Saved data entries
◆ ◆ ◆

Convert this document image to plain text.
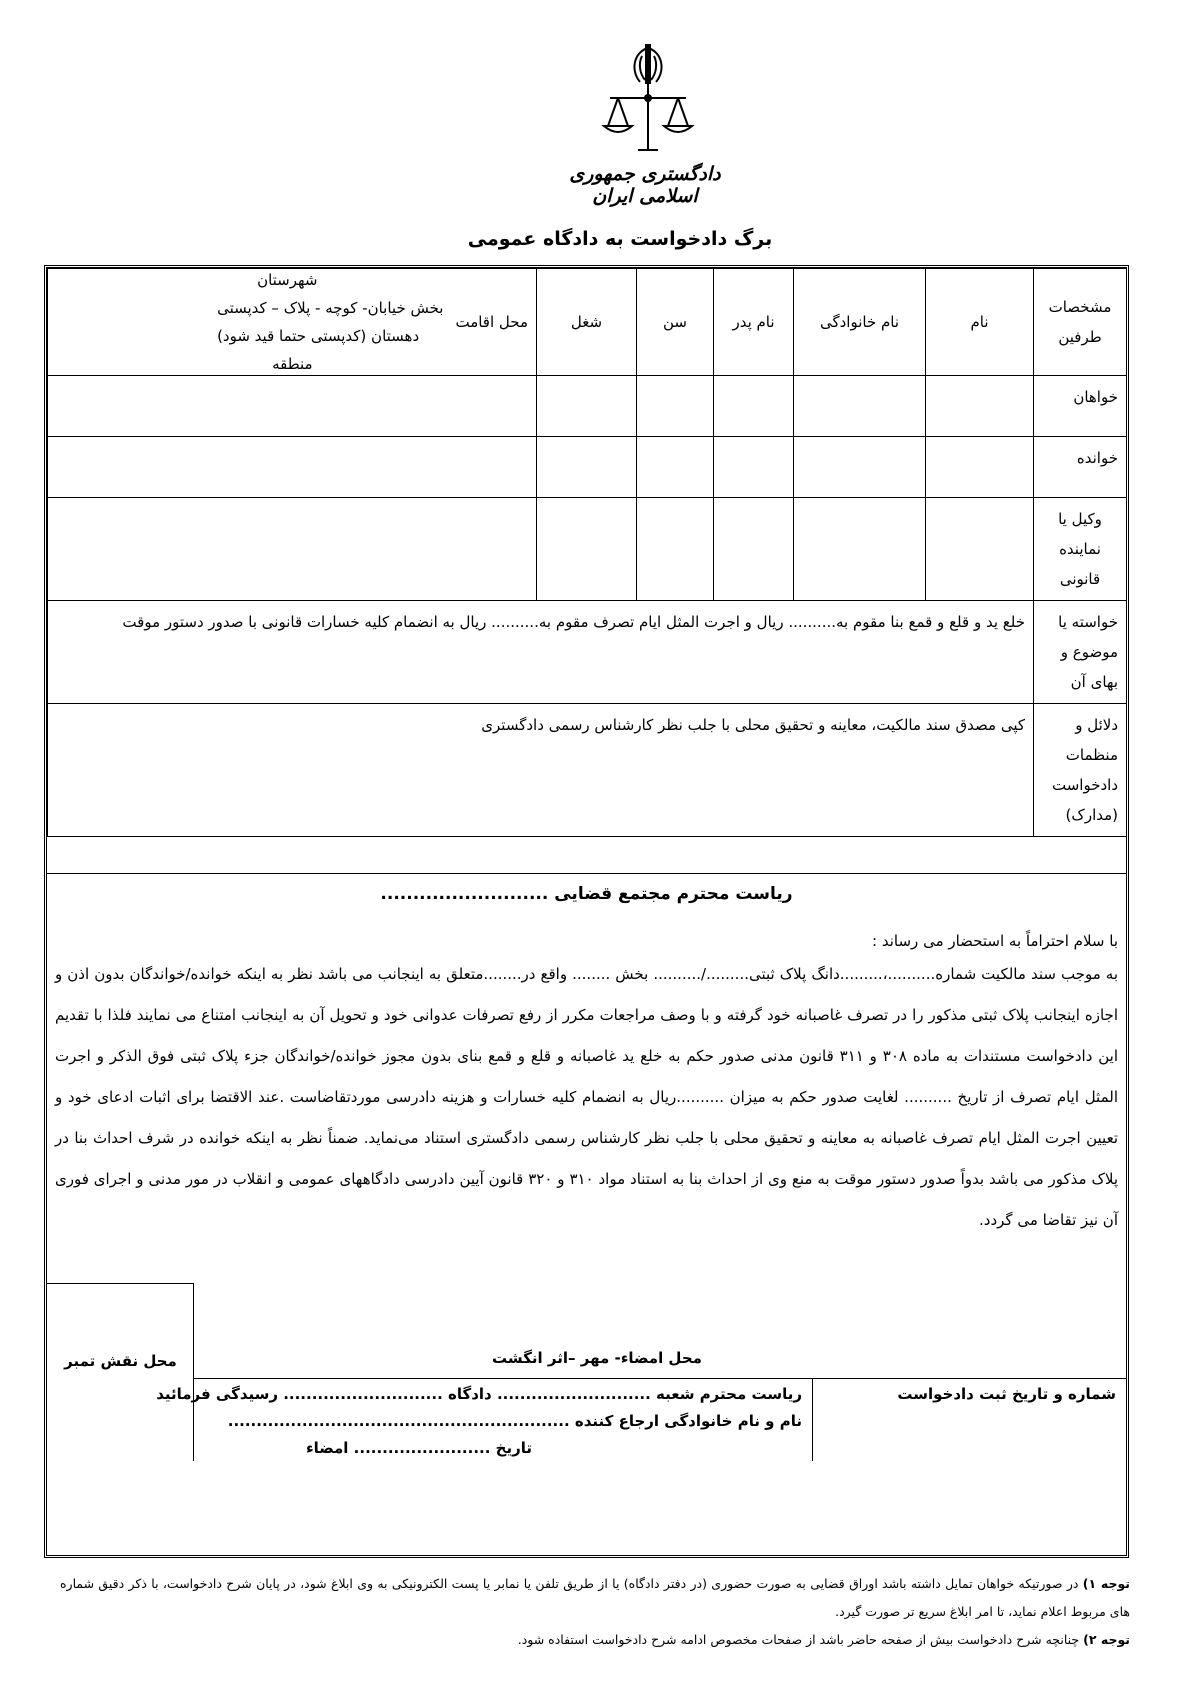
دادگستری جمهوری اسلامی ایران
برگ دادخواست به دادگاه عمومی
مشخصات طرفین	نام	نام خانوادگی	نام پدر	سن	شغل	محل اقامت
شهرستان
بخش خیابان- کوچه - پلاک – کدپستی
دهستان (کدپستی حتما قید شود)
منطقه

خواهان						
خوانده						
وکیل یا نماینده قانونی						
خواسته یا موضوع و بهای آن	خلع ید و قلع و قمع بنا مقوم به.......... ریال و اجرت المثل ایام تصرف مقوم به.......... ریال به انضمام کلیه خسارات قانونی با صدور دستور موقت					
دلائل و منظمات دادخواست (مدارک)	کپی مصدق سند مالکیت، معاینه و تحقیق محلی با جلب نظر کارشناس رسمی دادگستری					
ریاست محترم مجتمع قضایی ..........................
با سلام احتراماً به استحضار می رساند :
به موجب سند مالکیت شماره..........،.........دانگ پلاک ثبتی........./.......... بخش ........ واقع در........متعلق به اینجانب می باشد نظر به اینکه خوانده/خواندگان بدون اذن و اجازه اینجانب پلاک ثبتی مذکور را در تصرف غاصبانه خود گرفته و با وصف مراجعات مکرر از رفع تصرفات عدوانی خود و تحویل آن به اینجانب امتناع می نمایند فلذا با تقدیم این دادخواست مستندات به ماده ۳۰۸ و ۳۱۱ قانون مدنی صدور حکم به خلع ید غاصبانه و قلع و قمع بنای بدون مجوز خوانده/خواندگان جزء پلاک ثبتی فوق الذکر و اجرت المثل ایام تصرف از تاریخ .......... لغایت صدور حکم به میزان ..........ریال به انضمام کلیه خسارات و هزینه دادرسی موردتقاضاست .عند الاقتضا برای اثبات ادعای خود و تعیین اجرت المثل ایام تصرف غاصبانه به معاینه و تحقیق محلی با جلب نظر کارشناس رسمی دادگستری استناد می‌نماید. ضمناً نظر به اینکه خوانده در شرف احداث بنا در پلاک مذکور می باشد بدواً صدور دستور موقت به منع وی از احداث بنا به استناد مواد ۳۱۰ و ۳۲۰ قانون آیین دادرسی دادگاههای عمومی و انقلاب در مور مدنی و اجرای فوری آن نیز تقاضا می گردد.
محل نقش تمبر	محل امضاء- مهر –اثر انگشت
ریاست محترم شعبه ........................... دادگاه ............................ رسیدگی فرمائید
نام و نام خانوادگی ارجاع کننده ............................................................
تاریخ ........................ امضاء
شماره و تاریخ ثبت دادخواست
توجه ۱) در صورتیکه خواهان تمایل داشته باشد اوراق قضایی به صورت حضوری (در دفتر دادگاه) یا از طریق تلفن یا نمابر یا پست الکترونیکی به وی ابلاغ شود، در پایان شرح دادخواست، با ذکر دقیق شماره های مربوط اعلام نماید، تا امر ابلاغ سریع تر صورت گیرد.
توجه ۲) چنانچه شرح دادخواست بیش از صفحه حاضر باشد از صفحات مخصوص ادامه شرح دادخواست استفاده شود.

◆ ◆ ◆

GIVEN PROBLEM:
Filter the data, keeping only the lines that contain "قانونی".

WRITTEN RESPONSE:
وکیل یا نماینده قانونی						
خواسته یا موضوع و بهای آن	خلع ید و قلع و قمع بنا مقوم به.......... ریال و اجرت المثل ایام تصرف مقوم به.......... ریال به انضمام کلیه خسارات قانونی با صدور دستور موقت					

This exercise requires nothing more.